Copy all the entries word for word, but omit the pictures.

Dataset items
================================

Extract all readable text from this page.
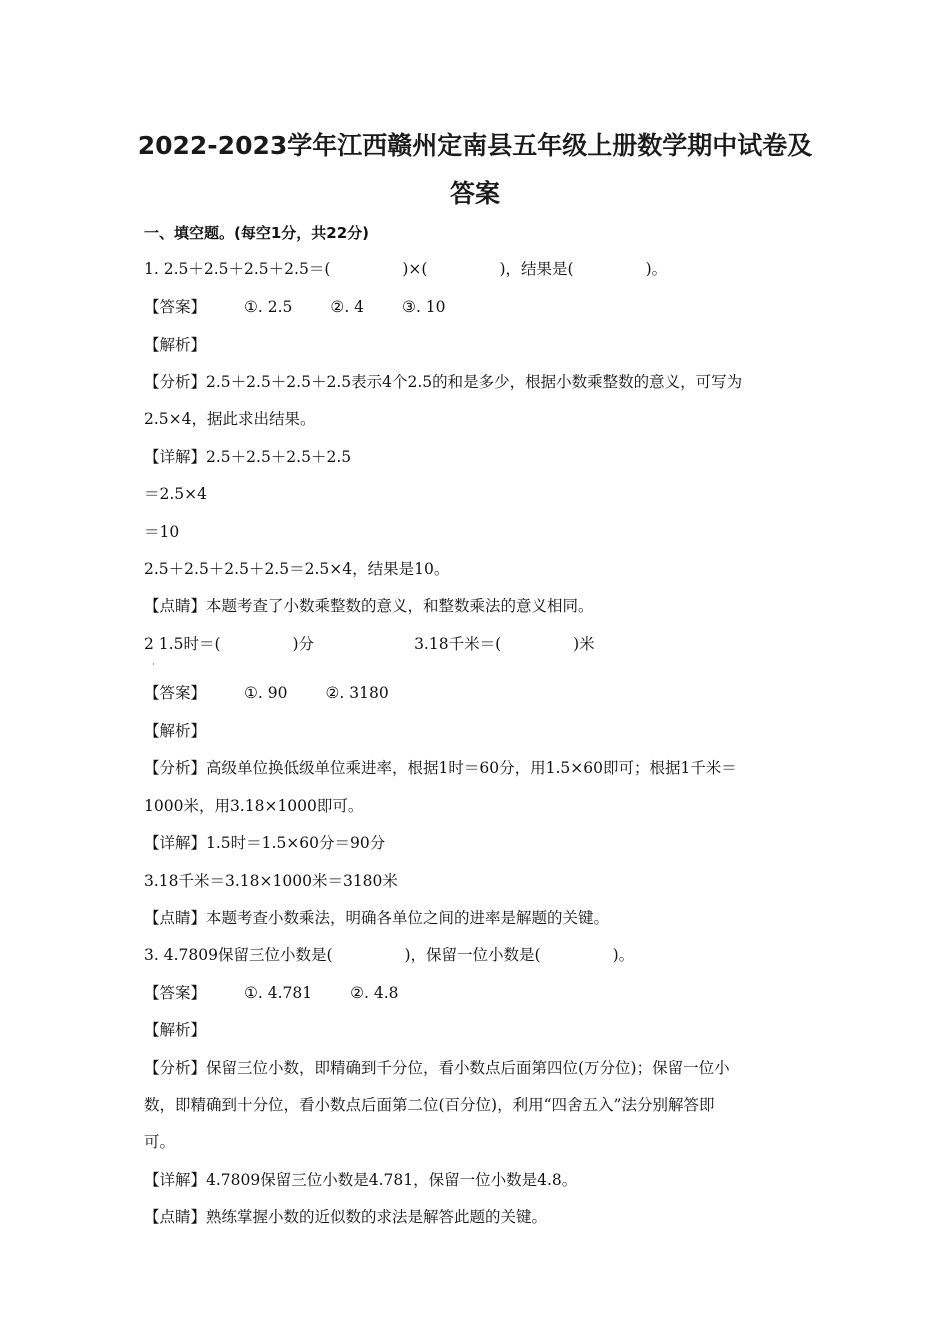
2022-2023学年江西赣州定南县五年级上册数学期中试卷及
答案
一、填空题。(每空1分，共22分)
1. 2.5＋2.5＋2.5＋2.5＝(	)×(	)，结果是(	)。
【答案】 ①. 2.5 ②. 4 ③. 10
【解析】
【分析】2.5＋2.5＋2.5＋2.5表示4个2.5的和是多少，根据小数乘整数的意义，可写为
2.5×4，据此求出结果。
【详解】2.5＋2.5＋2.5＋2.5
＝2.5×4
＝10
2.5＋2.5＋2.5＋2.5＝2.5×4，结果是10。
【点睛】本题考查了小数乘整数的意义，和整数乘法的意义相同。
2 1.5时＝(	)分	3.18千米＝(	)米
·
【答案】 ①. 90 ②. 3180
【解析】
【分析】高级单位换低级单位乘进率，根据1时＝60分，用1.5×60即可；根据1千米＝
1000米，用3.18×1000即可。
【详解】1.5时＝1.5×60分＝90分
3.18千米＝3.18×1000米＝3180米
【点睛】本题考查小数乘法，明确各单位之间的进率是解题的关键。
3. 4.7809保留三位小数是(	)，保留一位小数是(	)。
【答案】 ①. 4.781 ②. 4.8
【解析】
【分析】保留三位小数，即精确到千分位，看小数点后面第四位(万分位)；保留一位小
数，即精确到十分位，看小数点后面第二位(百分位)，利用“四舍五入”法分别解答即
可。
【详解】4.7809保留三位小数是4.781，保留一位小数是4.8。
【点睛】熟练掌握小数的近似数的求法是解答此题的关键。
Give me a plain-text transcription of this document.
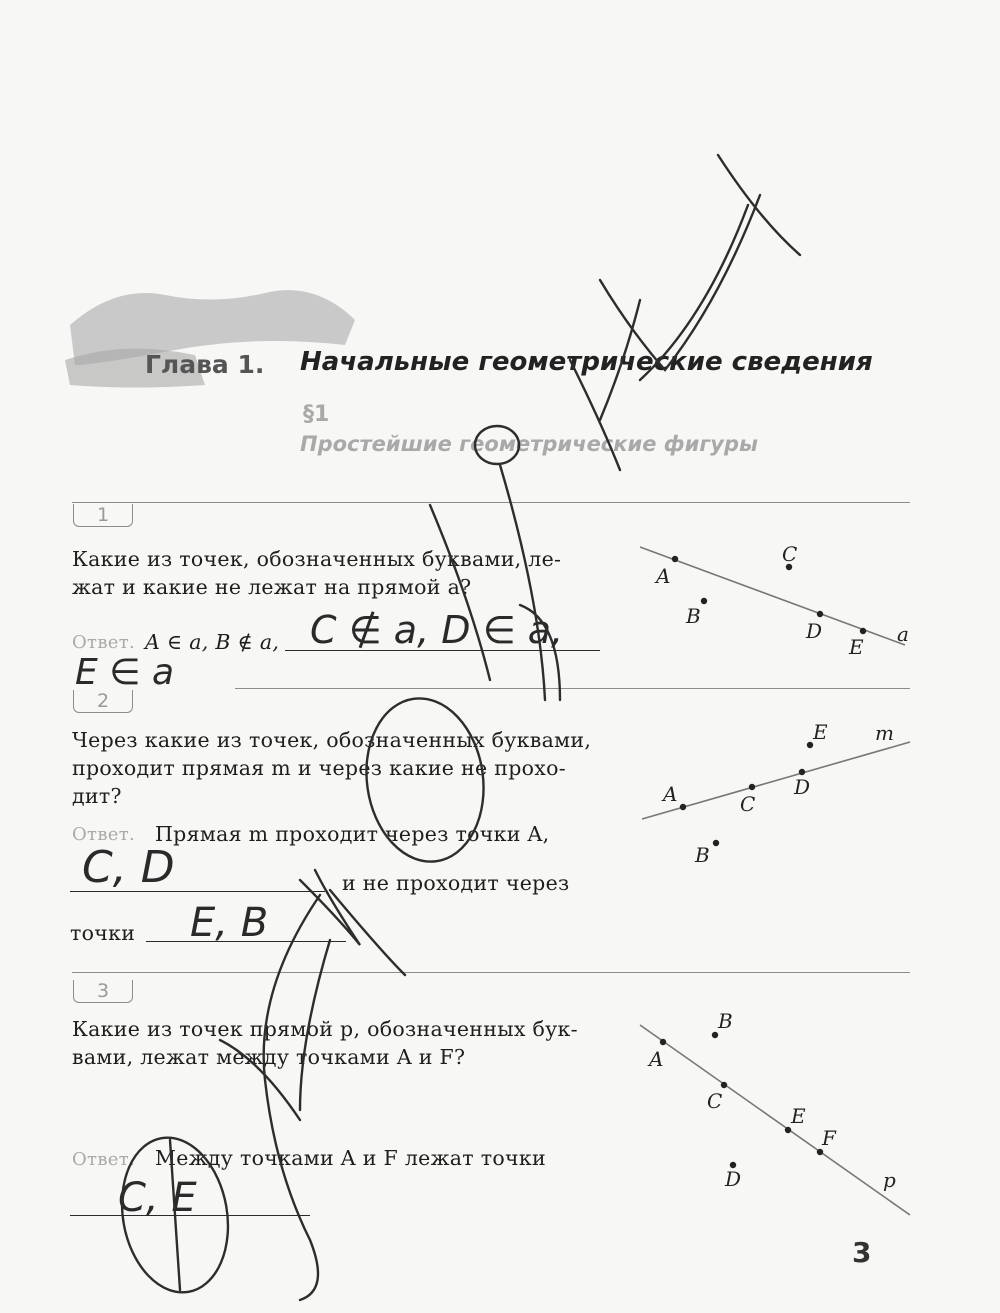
Глава 1. Начальные геометрические сведения
§1
Простейшие геометрические фигуры
1
Какие из точек, обозначенных буквами, ле-
жат и какие не лежат на прямой a?
Ответ. A ∈ a, B ∉ a, C ∉ a, D ∈ a,
E ∈ a
A
B
C
D
E
a
2
Через какие из точек, обозначенных буквами,
проходит прямая m и через какие не прохо-
дит?
Ответ. Прямая m проходит через точки A,
C, D	и не проходит через
точки E, B
A	C
D
E
B
m
3
Какие из точек прямой p, обозначенных бук-
вами, лежат между точками A и F?
Ответ. Между точками A и F лежат точки
C, E
A
B
C
E
F
D	p
3
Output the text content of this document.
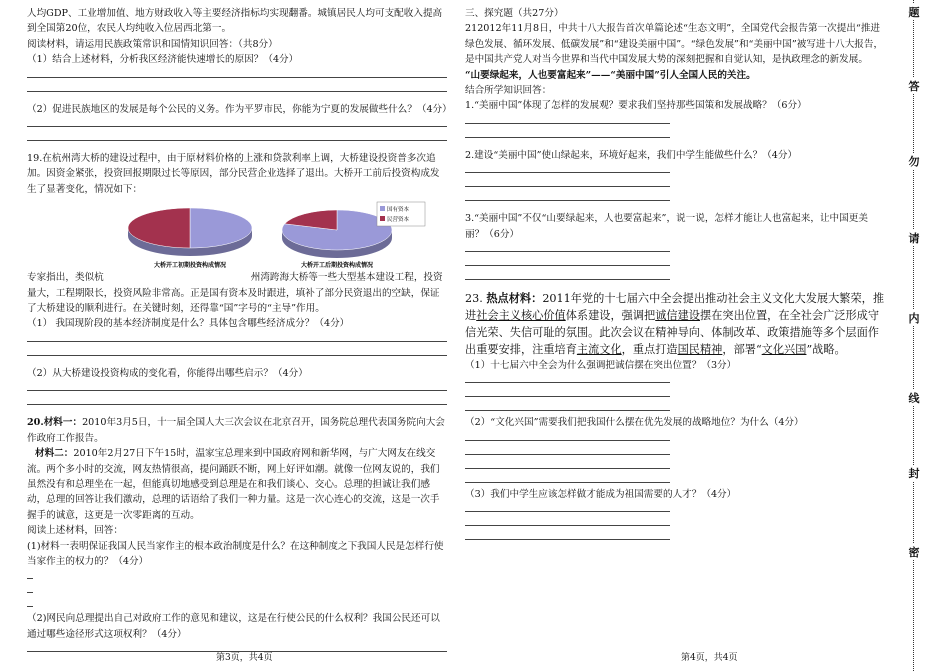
人均GDP、工业增加值、地方财政收入等主要经济指标均实现翻番。城镇居民人均可支配收入提高到全国第20位，农民人均纯收入位居西北第一。

阅读材料，请运用民族政策常识和国情知识回答：（共8分）

（1）结合上述材料，分析我区经济能快速增长的原因？（4分）

（2）促进民族地区的发展是每个公民的义务。作为平罗市民，你能为宁夏的发展做些什么？（4分）

19.在杭州湾大桥的建设过程中，由于原材料价格的上涨和贷款利率上调，大桥建设投资普多次追加。因资金紧张，投资回报期限过长等原因，部分民营企业选择了退出。大桥开工前后投资构成发生了显著变化，情况如下：

大桥开工初期投资构成情况
国有资本
民营资本
大桥开工后期投资构成情况

专家指出，类似杭	州湾跨海大桥等一些大型基本建设工程，投资量大，工程期限长，投资风险非常高。正是国有资本及时跟进，填补了部分民资退出的空缺，保证了大桥建设的顺利进行。在关键时刻，还得靠“国”字号的“主导”作用。

（1） 我国现阶段的基本经济制度是什么？具体包含哪些经济成分？（4分）

（2）从大桥建设投资构成的变化看，你能得出哪些启示？（4分）

20.材料一：2010年3月5日，十一届全国人大三次会议在北京召开，国务院总理代表国务院向大会作政府工作报告。

材料二：2010年2月27日下午15时，温家宝总理来到中国政府网和新华网，与广大网友在线交流。两个多小时的交流，网友热情很高，提问踊跃不断，网上好评如潮。就像一位网友说的，我们虽然没有和总理坐在一起，但能真切地感受到总理是在和我们谈心、交心。总理的担诚让我们感动，总理的回答让我们激动，总理的话语给了我们一种力量。这是一次心连心的交流，这是一次手握手的诚意，这更是一次零距离的互动。

阅读上述材料，回答：

(1)材料一表明保证我国人民当家作主的根本政治制度是什么？在这种制度之下我国人民是怎样行使当家作主的权力的？（4分）

（2)网民向总理提出自己对政府工作的意见和建议，这是在行使公民的什么权利？我国公民还可以通过哪些途径形式这项权利？（4分）

第3页，共4页

三、探究题（共27分）

212012年11月8日，中共十八大报告首次单篇论述“生态文明”，全国党代会报告第一次提出“推进绿色发展、循环发展、低碳发展”和“建设美丽中国”。“绿色发展”和“美丽中国”被写进十八大报告，是中国共产党人对当今世界和当代中国发展大势的深刻把握和自觉认知，是执政理念的新发展。

“山要绿起来，人也要富起来”——“美丽中国”引人全国人民的关注。

结合所学知识回答：

1.“美丽中国”体现了怎样的发展观？要求我们坚持那些国策和发展战略？（6分）

2.建设“美丽中国”使山绿起来，环境好起来，我们中学生能做些什么？（4分）

3.“美丽中国”不仅“山要绿起来，人也要富起来”，说一说，怎样才能让人也富起来，让中国更美丽？（6分）

23. 热点材料：2011年党的十七届六中全会提出推动社会主义文化大发展大繁荣，推进社会主义核心价值体系建设，强调把诚信建设摆在突出位置，在全社会广泛形成守信光荣、失信可耻的氛围。此次会议在精神导向、体制改革、政策措施等多个层面作出重要安排，注重培育主流文化，重点打造国民精神，部署“文化兴国”战略。

（1）十七届六中全会为什么强调把诚信摆在突出位置？（3分）

（2）“文化兴国”需要我们把我国什么摆在优先发展的战略地位？为什么（4分）

（3）我们中学生应该怎样做才能成为祖国需要的人才？（4分）

第4页，共4页
题
答
勿
请
内
线
封
密
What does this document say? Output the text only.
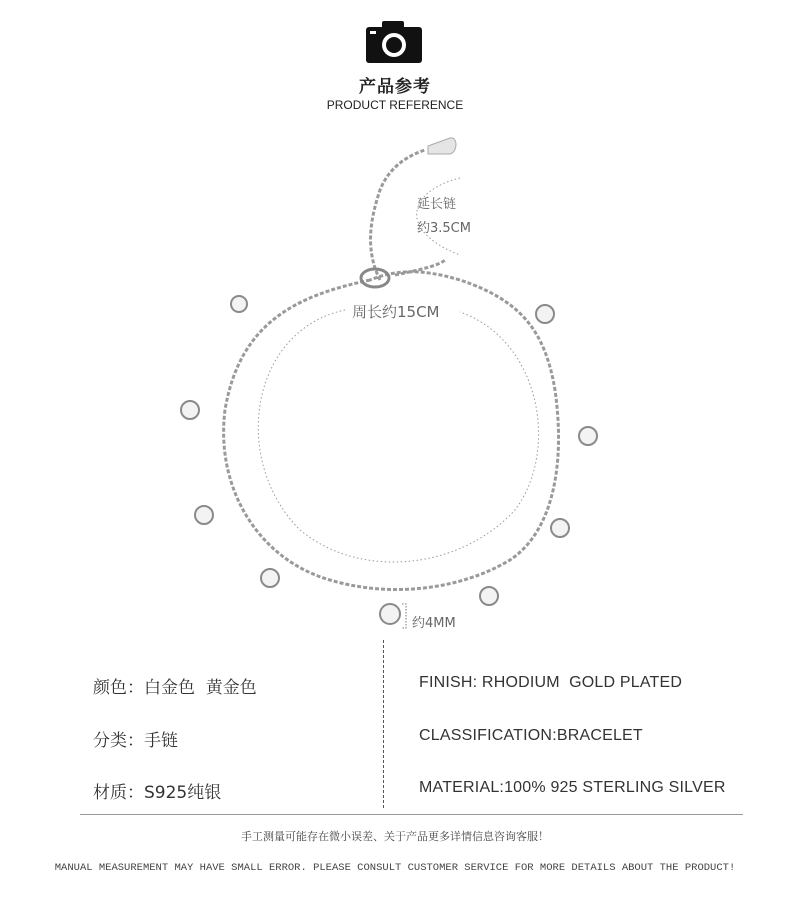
产品参考
PRODUCT REFERENCE
延长链
约3.5CM
周长约15CM
约4MM
颜色：白金色  黄金色
分类：手链
材质：S925纯银
FINISH: RHODIUM  GOLD PLATED
CLASSIFICATION:BRACELET
MATERIAL:100% 925 STERLING SILVER
手工测量可能存在微小误差、关于产品更多详情信息咨询客服！
MANUAL MEASUREMENT MAY HAVE SMALL ERROR. PLEASE CONSULT CUSTOMER SERVICE FOR MORE DETAILS ABOUT THE PRODUCT!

================================

→ Result for this exercise:
Extract all readable text from this page.
2022-2023学年江西赣州定南县五年级上册数学期中试卷及
答案
一、填空题。(每空1分，共22分)
1. 2.5＋2.5＋2.5＋2.5＝(	)×(	)，结果是(	)。
【答案】 ①. 2.5 ②. 4 ③. 10
【解析】
【分析】2.5＋2.5＋2.5＋2.5表示4个2.5的和是多少，根据小数乘整数的意义，可写为
2.5×4，据此求出结果。
【详解】2.5＋2.5＋2.5＋2.5
＝2.5×4
＝10
2.5＋2.5＋2.5＋2.5＝2.5×4，结果是10。
【点睛】本题考查了小数乘整数的意义，和整数乘法的意义相同。
2 1.5时＝(	)分	3.18千米＝(	)米
·
【答案】 ①. 90 ②. 3180
【解析】
【分析】高级单位换低级单位乘进率，根据1时＝60分，用1.5×60即可；根据1千米＝
1000米，用3.18×1000即可。
【详解】1.5时＝1.5×60分＝90分
3.18千米＝3.18×1000米＝3180米
【点睛】本题考查小数乘法，明确各单位之间的进率是解题的关键。
3. 4.7809保留三位小数是(	)，保留一位小数是(	)。
【答案】 ①. 4.781 ②. 4.8
【解析】
【分析】保留三位小数，即精确到千分位，看小数点后面第四位(万分位)；保留一位小
数，即精确到十分位，看小数点后面第二位(百分位)，利用“四舍五入”法分别解答即
可。
【详解】4.7809保留三位小数是4.781，保留一位小数是4.8。
【点睛】熟练掌握小数的近似数的求法是解答此题的关键。
Give me a plain-text transcription of this document.
Глава 1. Начальные геометрические сведения
§1
Простейшие геометрические фигуры
1
Какие из точек, обозначенных буквами, ле-
жат и какие не лежат на прямой a?
Ответ. A ∈ a, B ∉ a, C ∉ a, D ∈ a,
E ∈ a
A
B
C
D
E
a
2
Через какие из точек, обозначенных буквами,
проходит прямая m и через какие не прохо-
дит?
Ответ. Прямая m проходит через точки A,
C, D	и не проходит через
точки E, B
A	C
D
E
B
m
3
Какие из точек прямой p, обозначенных бук-
вами, лежат между точками A и F?
Ответ. Между точками A и F лежат точки
C, E
A
B
C
E
F
D	p
3
Output the text content of this document.
人均GDP、工业增加值、地方财政收入等主要经济指标均实现翻番。城镇居民人均可支配收入提高到全国第20位，农民人均纯收入位居西北第一。

阅读材料，请运用民族政策常识和国情知识回答：（共8分）

（1）结合上述材料，分析我区经济能快速增长的原因？（4分）

（2）促进民族地区的发展是每个公民的义务。作为平罗市民，你能为宁夏的发展做些什么？（4分）

19.在杭州湾大桥的建设过程中，由于原材料价格的上涨和贷款利率上调，大桥建设投资普多次追加。因资金紧张，投资回报期限过长等原因，部分民营企业选择了退出。大桥开工前后投资构成发生了显著变化，情况如下：

大桥开工初期投资构成情况
国有资本
民营资本
大桥开工后期投资构成情况

专家指出，类似杭	州湾跨海大桥等一些大型基本建设工程，投资量大，工程期限长，投资风险非常高。正是国有资本及时跟进，填补了部分民资退出的空缺，保证了大桥建设的顺利进行。在关键时刻，还得靠“国”字号的“主导”作用。

（1） 我国现阶段的基本经济制度是什么？具体包含哪些经济成分？（4分）

（2）从大桥建设投资构成的变化看，你能得出哪些启示？（4分）

20.材料一：2010年3月5日，十一届全国人大三次会议在北京召开，国务院总理代表国务院向大会作政府工作报告。

材料二：2010年2月27日下午15时，温家宝总理来到中国政府网和新华网，与广大网友在线交流。两个多小时的交流，网友热情很高，提问踊跃不断，网上好评如潮。就像一位网友说的，我们虽然没有和总理坐在一起，但能真切地感受到总理是在和我们谈心、交心。总理的担诚让我们感动，总理的回答让我们激动，总理的话语给了我们一种力量。这是一次心连心的交流，这是一次手握手的诚意，这更是一次零距离的互动。

阅读上述材料，回答：

(1)材料一表明保证我国人民当家作主的根本政治制度是什么？在这种制度之下我国人民是怎样行使当家作主的权力的？（4分）

（2)网民向总理提出自己对政府工作的意见和建议，这是在行使公民的什么权利？我国公民还可以通过哪些途径形式这项权利？（4分）

第3页，共4页

三、探究题（共27分）

212012年11月8日，中共十八大报告首次单篇论述“生态文明”，全国党代会报告第一次提出“推进绿色发展、循环发展、低碳发展”和“建设美丽中国”。“绿色发展”和“美丽中国”被写进十八大报告，是中国共产党人对当今世界和当代中国发展大势的深刻把握和自觉认知，是执政理念的新发展。

“山要绿起来，人也要富起来”——“美丽中国”引人全国人民的关注。

结合所学知识回答：

1.“美丽中国”体现了怎样的发展观？要求我们坚持那些国策和发展战略？（6分）

2.建设“美丽中国”使山绿起来，环境好起来，我们中学生能做些什么？（4分）

3.“美丽中国”不仅“山要绿起来，人也要富起来”，说一说，怎样才能让人也富起来，让中国更美丽？（6分）

23. 热点材料：2011年党的十七届六中全会提出推动社会主义文化大发展大繁荣，推进社会主义核心价值体系建设，强调把诚信建设摆在突出位置，在全社会广泛形成守信光荣、失信可耻的氛围。此次会议在精神导向、体制改革、政策措施等多个层面作出重要安排，注重培育主流文化，重点打造国民精神，部署“文化兴国”战略。

（1）十七届六中全会为什么强调把诚信摆在突出位置？（3分）

（2）“文化兴国”需要我们把我国什么摆在优先发展的战略地位？为什么（4分）

（3）我们中学生应该怎样做才能成为祖国需要的人才？（4分）

第4页，共4页
题
答
勿
请
内
线
封
密
What does this document say? Output the text only.
产品参考
PRODUCT REFERENCE
延长链
约3.5CM
周长约15CM
约4MM
颜色：白金色  黄金色
分类：手链
材质：S925纯银
FINISH: RHODIUM  GOLD PLATED
CLASSIFICATION:BRACELET
MATERIAL:100% 925 STERLING SILVER
手工测量可能存在微小误差、关于产品更多详情信息咨询客服！
MANUAL MEASUREMENT MAY HAVE SMALL ERROR. PLEASE CONSULT CUSTOMER SERVICE FOR MORE DETAILS ABOUT THE PRODUCT!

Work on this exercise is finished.